蛋白激酶D是最近二十年来才发现的一类丝氨酸/苏氨酸激酶，在调控细胞增殖、分化、极性、囊泡转运和分泌等方面有重要作用。PKD在哺乳动物中有三种不同的亚型，不同亚型之间存在功能共冗。体外实验表明PKD可能调节内皮细胞的增殖、通透性与管状结构形成，但PKD如何调控在体血管内皮细胞稳态、血管生成及血管重构的作用尚不清楚，PKD在内皮细胞中的特异性的磷酸化底物尚不清楚。为了解答这些问题，我们构建了所有三种PKD亚型的flox小鼠。我们发现内皮细胞特异性地PKD三敲除会导致胚胎致死，并伴随着明显的血管发育异常；我们进一步发现在培养的内皮细胞中PKD三敲除会降低VEGF刺激诱导的管状结构的形成。在这些发现的基础上，我们拟进一步确定PKD在小鼠胚胎血管发育中的作用与分子机制，研究PKD在内皮细胞中的磷酸化底物与分子调控网络，并探讨PKD在成年小鼠肿瘤血管生成与血管损伤重构过程中的作用。

**数据部分**:
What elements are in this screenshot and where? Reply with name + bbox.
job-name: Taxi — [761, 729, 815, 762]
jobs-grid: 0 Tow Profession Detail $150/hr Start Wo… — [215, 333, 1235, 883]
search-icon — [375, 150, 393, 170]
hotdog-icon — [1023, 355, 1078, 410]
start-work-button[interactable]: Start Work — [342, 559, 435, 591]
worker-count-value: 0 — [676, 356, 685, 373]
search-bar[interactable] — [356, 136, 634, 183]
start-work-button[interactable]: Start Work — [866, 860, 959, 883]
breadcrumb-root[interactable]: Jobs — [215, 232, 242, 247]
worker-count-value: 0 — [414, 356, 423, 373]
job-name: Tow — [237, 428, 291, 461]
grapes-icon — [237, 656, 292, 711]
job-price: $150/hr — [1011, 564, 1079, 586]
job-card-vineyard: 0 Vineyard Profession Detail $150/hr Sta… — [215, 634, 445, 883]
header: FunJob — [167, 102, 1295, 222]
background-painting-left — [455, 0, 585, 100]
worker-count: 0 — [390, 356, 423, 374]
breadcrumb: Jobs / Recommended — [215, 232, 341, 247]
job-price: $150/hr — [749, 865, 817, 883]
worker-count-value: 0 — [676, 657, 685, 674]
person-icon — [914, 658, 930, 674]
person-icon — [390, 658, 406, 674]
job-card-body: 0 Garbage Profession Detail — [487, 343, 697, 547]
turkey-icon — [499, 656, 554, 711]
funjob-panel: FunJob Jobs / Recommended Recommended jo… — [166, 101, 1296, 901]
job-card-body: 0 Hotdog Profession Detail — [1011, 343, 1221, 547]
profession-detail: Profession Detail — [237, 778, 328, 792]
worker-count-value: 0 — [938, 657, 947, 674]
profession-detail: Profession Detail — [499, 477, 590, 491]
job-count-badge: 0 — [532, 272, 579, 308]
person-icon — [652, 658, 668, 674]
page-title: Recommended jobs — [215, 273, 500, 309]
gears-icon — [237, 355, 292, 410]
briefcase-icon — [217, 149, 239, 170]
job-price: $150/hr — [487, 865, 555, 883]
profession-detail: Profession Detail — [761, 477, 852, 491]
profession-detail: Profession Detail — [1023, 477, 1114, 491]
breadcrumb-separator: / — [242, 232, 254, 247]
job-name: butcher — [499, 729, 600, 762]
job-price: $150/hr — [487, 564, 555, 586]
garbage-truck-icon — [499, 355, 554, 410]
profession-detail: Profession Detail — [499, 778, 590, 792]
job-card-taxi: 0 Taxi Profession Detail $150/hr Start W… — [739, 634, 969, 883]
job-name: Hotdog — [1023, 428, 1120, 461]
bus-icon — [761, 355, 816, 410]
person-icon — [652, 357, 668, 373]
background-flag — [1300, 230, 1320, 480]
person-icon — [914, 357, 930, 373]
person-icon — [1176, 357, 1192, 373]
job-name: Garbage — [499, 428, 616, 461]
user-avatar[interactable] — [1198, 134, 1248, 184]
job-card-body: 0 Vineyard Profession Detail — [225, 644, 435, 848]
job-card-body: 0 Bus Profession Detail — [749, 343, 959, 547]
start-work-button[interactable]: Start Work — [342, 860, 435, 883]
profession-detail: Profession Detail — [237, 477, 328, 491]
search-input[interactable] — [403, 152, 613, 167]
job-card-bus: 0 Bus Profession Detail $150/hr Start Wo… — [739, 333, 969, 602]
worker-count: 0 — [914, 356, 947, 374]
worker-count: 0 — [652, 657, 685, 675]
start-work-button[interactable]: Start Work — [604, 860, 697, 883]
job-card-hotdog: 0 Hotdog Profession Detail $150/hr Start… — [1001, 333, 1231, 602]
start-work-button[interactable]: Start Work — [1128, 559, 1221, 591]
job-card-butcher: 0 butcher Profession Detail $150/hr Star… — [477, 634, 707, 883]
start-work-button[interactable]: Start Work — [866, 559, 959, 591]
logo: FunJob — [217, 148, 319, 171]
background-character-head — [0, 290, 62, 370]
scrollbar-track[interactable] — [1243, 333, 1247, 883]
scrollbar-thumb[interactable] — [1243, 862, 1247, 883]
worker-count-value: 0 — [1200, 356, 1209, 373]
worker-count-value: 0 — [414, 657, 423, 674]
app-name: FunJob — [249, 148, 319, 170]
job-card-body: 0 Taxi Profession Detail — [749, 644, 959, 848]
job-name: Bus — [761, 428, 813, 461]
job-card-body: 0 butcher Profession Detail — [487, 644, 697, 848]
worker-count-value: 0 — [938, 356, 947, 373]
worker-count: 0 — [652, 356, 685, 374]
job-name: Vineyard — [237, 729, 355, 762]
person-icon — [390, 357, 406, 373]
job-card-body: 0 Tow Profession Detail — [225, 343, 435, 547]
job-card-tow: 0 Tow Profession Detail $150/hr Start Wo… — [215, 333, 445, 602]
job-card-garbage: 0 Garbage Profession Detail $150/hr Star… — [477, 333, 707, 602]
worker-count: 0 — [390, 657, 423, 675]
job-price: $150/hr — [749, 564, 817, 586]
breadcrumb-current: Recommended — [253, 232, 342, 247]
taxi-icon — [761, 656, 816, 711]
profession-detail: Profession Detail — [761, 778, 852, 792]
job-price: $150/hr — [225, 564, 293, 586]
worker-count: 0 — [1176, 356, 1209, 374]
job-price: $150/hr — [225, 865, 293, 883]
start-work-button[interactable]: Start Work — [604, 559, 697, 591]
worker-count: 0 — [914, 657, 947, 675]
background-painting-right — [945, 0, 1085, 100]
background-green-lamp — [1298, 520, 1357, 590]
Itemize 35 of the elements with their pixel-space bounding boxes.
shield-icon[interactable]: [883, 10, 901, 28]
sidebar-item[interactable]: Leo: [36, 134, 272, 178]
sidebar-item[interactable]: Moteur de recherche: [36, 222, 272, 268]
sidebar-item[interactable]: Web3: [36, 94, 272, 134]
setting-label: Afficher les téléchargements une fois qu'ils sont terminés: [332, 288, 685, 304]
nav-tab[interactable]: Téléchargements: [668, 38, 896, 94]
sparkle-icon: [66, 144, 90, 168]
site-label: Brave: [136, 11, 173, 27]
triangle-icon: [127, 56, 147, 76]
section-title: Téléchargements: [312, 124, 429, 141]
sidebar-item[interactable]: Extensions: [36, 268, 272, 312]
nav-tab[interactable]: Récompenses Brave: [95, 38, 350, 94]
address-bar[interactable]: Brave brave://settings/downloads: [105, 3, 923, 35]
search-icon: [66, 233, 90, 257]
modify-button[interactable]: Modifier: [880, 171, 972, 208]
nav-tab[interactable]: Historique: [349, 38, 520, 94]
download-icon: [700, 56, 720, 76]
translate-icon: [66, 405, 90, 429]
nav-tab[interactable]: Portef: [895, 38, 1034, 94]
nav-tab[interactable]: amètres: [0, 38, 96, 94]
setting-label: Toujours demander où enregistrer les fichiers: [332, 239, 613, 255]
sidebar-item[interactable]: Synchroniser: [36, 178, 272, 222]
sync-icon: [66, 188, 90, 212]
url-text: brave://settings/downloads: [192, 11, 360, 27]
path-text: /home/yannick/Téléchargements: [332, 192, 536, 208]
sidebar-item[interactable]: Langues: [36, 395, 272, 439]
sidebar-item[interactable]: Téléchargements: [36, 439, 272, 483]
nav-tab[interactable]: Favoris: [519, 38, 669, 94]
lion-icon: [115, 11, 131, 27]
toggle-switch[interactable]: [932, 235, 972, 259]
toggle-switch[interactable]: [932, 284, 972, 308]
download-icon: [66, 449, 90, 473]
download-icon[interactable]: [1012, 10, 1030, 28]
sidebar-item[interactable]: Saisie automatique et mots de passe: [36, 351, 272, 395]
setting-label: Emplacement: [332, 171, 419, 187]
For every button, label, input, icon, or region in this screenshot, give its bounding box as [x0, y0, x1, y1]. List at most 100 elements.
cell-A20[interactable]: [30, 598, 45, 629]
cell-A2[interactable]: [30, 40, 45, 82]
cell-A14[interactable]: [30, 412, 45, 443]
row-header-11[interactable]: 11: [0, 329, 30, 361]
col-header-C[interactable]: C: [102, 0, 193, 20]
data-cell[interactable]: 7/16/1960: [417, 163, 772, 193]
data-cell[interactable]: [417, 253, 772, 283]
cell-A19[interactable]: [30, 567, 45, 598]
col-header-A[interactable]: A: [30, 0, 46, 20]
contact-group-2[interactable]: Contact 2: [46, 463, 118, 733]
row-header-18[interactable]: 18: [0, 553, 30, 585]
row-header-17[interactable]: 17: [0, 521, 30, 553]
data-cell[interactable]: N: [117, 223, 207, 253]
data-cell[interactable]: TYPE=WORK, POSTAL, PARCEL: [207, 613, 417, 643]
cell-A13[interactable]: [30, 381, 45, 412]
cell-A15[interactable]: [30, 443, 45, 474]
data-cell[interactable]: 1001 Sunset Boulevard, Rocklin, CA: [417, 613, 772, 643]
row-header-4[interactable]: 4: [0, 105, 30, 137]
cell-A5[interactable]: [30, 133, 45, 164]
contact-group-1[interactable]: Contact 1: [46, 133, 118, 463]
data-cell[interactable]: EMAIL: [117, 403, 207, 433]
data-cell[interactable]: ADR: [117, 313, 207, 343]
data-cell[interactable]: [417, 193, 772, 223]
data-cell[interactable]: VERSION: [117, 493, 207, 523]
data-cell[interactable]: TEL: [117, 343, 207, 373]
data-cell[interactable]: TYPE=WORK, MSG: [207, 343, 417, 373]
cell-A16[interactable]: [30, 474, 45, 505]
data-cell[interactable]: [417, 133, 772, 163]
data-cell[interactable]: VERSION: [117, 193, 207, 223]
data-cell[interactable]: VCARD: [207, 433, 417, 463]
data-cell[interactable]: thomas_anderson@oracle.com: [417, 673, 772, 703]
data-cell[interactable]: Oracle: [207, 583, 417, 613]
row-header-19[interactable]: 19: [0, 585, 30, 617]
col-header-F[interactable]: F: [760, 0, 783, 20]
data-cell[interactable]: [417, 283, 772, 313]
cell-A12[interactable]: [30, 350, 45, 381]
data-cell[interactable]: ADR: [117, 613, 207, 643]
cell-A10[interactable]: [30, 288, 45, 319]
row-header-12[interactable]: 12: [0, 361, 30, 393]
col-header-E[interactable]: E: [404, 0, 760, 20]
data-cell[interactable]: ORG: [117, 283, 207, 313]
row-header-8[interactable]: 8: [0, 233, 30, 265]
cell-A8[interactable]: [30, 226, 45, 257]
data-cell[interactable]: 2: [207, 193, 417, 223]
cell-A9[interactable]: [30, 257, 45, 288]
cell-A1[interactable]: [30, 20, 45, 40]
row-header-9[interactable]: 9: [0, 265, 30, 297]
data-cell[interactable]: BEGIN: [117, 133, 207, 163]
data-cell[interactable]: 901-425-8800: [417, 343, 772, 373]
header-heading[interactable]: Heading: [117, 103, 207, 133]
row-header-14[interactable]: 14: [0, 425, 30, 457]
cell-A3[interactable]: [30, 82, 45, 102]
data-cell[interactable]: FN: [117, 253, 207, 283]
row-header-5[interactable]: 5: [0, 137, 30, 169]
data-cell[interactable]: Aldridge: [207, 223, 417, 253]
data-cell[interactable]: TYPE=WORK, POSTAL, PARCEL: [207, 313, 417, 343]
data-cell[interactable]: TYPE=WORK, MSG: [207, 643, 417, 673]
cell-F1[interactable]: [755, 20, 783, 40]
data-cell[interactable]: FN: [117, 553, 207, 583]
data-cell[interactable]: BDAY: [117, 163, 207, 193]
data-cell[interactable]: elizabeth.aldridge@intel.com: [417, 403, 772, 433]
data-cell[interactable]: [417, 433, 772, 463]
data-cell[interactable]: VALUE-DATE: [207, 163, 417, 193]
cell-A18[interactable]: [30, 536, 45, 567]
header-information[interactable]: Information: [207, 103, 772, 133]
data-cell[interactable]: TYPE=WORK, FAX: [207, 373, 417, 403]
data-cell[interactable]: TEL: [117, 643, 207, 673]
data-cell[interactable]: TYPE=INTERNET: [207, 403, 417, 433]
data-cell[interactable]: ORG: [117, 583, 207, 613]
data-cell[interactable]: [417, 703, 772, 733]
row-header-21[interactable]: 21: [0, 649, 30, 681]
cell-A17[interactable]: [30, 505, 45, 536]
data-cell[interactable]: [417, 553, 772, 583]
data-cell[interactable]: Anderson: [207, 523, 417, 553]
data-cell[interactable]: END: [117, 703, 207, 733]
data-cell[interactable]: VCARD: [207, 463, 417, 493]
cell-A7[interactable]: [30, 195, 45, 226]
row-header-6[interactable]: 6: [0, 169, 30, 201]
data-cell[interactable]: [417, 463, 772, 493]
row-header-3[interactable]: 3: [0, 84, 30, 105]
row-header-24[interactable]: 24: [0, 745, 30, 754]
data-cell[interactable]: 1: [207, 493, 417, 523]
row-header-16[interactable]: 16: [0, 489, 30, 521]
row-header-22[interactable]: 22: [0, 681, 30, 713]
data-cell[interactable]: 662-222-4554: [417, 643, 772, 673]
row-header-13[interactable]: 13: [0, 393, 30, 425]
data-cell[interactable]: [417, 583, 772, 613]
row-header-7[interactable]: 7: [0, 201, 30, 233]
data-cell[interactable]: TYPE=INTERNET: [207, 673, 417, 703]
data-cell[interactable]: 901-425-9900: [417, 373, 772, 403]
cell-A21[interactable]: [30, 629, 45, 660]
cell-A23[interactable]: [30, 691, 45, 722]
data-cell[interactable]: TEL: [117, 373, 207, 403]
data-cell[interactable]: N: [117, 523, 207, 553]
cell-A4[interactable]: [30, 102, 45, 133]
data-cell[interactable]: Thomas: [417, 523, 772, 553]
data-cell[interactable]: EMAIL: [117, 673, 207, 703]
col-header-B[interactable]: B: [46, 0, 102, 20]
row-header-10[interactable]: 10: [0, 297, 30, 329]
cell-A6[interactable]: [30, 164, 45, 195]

**题目要求**:
摘录关于蛋白激酶D的这段文字，从“蛋白激酶D是最近二十年来才发”开始，到“与血管损伤重构过程中的作用。”为止，包括这两处的字，一字不改。 上面这些记录在这里用不上。

**答案**:
蛋白激酶D是最近二十年来才发现的一类丝氨酸/苏氨酸激酶，在调控细胞增殖、分化、极性、囊泡转运和分泌等方面有重要作用。PKD在哺乳动物中有三种不同的亚型，不同亚型之间存在功能共冗。体外实验表明PKD可能调节内皮细胞的增殖、通透性与管状结构形成，但PKD如何调控在体血管内皮细胞稳态、血管生成及血管重构的作用尚不清楚，PKD在内皮细胞中的特异性的磷酸化底物尚不清楚。为了解答这些问题，我们构建了所有三种PKD亚型的flox小鼠。我们发现内皮细胞特异性地PKD三敲除会导致胚胎致死，并伴随着明显的血管发育异常；我们进一步发现在培养的内皮细胞中PKD三敲除会降低VEGF刺激诱导的管状结构的形成。在这些发现的基础上，我们拟进一步确定PKD在小鼠胚胎血管发育中的作用与分子机制，研究PKD在内皮细胞中的磷酸化底物与分子调控网络，并探讨PKD在成年小鼠肿瘤血管生成与血管损伤重构过程中的作用。